— start of Data listing —

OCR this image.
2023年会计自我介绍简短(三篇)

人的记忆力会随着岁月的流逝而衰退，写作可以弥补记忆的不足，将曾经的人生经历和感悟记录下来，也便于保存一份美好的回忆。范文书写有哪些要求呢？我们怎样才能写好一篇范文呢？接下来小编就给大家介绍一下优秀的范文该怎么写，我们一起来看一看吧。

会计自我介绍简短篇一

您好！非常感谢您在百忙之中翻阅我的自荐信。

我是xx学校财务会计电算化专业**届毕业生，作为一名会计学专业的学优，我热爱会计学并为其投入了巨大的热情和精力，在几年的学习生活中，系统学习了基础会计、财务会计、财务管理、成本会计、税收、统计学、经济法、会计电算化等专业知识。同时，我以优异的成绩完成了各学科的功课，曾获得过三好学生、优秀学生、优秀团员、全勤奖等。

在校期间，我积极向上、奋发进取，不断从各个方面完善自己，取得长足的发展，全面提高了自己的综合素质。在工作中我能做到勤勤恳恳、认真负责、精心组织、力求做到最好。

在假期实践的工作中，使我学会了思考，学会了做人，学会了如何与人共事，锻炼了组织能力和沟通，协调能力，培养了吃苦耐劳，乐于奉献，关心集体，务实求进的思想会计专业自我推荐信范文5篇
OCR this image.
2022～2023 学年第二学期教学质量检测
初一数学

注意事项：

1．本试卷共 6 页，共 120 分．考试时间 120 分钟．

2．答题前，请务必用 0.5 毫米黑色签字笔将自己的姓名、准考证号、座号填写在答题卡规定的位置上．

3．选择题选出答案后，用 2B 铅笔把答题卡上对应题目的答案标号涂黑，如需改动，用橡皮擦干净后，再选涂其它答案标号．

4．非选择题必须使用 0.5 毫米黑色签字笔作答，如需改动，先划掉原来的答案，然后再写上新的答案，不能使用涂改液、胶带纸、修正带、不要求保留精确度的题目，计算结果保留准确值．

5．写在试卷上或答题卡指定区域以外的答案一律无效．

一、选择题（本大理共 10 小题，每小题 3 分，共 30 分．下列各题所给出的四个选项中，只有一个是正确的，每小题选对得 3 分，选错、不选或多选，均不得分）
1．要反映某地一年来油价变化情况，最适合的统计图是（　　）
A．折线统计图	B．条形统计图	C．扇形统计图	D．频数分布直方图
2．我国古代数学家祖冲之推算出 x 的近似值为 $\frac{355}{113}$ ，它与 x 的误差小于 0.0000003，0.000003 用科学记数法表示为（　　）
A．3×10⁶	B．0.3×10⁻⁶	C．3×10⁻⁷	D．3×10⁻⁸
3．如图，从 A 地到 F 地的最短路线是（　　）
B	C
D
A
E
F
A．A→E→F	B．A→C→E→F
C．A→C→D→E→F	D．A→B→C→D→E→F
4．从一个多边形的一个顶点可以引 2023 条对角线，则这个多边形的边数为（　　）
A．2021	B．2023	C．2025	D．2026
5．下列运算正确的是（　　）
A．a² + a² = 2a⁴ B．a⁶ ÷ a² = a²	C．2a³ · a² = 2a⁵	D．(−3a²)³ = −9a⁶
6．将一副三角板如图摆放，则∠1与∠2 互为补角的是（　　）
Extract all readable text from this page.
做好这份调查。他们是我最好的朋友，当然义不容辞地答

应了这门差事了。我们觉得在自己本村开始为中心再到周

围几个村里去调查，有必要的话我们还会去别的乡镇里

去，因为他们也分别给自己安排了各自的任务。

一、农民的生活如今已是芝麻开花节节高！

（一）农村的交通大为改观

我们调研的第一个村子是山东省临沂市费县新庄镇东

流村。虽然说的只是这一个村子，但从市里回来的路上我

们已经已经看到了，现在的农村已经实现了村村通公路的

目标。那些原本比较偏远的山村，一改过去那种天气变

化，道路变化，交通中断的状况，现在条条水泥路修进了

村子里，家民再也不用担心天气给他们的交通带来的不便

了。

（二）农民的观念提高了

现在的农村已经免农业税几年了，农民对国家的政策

— end of Data listing —

## [Written problem]
Look above for lines with the word "如需改动" and copy them all.

## [Reply to the exercise]
3．选择题选出答案后，用 2B 铅笔把答题卡上对应题目的答案标号涂黑，如需改动，用橡皮擦干净后，再选涂其它答案标号．
4．非选择题必须使用 0.5 毫米黑色签字笔作答，如需改动，先划掉原来的答案，然后再写上新的答案，不能使用涂改液、胶带纸、修正带、不要求保留精确度的题目，计算结果保留准确值．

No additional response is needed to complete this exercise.